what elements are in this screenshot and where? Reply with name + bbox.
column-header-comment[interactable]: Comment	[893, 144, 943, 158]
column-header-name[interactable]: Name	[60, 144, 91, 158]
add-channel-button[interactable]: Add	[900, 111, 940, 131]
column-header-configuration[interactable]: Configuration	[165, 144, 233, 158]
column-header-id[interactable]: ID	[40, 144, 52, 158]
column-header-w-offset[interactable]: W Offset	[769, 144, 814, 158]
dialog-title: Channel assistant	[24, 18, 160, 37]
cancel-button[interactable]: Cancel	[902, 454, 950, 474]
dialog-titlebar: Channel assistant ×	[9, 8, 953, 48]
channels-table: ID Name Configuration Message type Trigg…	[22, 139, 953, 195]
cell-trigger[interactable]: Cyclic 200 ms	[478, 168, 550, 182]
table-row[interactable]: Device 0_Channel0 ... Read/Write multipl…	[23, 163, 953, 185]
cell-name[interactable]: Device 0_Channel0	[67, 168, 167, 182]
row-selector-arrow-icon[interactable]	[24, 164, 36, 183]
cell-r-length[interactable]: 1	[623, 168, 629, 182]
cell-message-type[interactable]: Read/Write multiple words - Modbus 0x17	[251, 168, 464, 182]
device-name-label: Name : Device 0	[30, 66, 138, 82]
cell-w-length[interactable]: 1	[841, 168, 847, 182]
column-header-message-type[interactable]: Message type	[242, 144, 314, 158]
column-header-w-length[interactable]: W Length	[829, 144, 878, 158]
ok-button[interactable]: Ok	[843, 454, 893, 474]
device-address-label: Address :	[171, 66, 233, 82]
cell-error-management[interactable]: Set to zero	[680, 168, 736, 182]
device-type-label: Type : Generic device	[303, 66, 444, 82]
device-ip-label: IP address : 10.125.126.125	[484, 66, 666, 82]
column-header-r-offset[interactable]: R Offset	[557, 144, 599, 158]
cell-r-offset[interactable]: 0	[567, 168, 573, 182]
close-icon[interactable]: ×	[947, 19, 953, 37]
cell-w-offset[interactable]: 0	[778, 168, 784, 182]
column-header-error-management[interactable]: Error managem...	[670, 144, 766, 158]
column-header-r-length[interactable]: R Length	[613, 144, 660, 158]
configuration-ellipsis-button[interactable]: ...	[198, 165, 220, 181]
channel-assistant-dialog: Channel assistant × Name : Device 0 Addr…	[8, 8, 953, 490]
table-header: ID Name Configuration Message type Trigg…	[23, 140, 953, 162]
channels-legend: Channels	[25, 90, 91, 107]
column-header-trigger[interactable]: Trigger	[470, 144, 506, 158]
..............................
## Exercise instructions
Reproduce every line of the items above verbatim.

## Correct result
what elements are in this screenshot and where? Reply with name + bbox.
column-header-comment[interactable]: Comment	[893, 144, 943, 158]
column-header-name[interactable]: Name	[60, 144, 91, 158]
add-channel-button[interactable]: Add	[900, 111, 940, 131]
column-header-configuration[interactable]: Configuration	[165, 144, 233, 158]
column-header-id[interactable]: ID	[40, 144, 52, 158]
column-header-w-offset[interactable]: W Offset	[769, 144, 814, 158]
dialog-title: Channel assistant	[24, 18, 160, 37]
cancel-button[interactable]: Cancel	[902, 454, 950, 474]
dialog-titlebar: Channel assistant ×	[9, 8, 953, 48]
channels-table: ID Name Configuration Message type Trigg…	[22, 139, 953, 195]
cell-trigger[interactable]: Cyclic 200 ms	[478, 168, 550, 182]
table-row[interactable]: Device 0_Channel0 ... Read/Write multipl…	[23, 163, 953, 185]
cell-name[interactable]: Device 0_Channel0	[67, 168, 167, 182]
row-selector-arrow-icon[interactable]	[24, 164, 36, 183]
cell-r-length[interactable]: 1	[623, 168, 629, 182]
cell-message-type[interactable]: Read/Write multiple words - Modbus 0x17	[251, 168, 464, 182]
device-name-label: Name : Device 0	[30, 66, 138, 82]
cell-w-length[interactable]: 1	[841, 168, 847, 182]
column-header-message-type[interactable]: Message type	[242, 144, 314, 158]
column-header-w-length[interactable]: W Length	[829, 144, 878, 158]
ok-button[interactable]: Ok	[843, 454, 893, 474]
device-address-label: Address :	[171, 66, 233, 82]
cell-error-management[interactable]: Set to zero	[680, 168, 736, 182]
device-type-label: Type : Generic device	[303, 66, 444, 82]
device-ip-label: IP address : 10.125.126.125	[484, 66, 666, 82]
column-header-r-offset[interactable]: R Offset	[557, 144, 599, 158]
cell-r-offset[interactable]: 0	[567, 168, 573, 182]
close-icon[interactable]: ×	[947, 19, 953, 37]
cell-w-offset[interactable]: 0	[778, 168, 784, 182]
column-header-error-management[interactable]: Error managem...	[670, 144, 766, 158]
column-header-r-length[interactable]: R Length	[613, 144, 660, 158]
configuration-ellipsis-button[interactable]: ...	[198, 165, 220, 181]
channel-assistant-dialog: Channel assistant × Name : Device 0 Addr…	[8, 8, 953, 490]
table-header: ID Name Configuration Message type Trigg…	[23, 140, 953, 162]
channels-legend: Channels	[25, 90, 91, 107]
column-header-trigger[interactable]: Trigger	[470, 144, 506, 158]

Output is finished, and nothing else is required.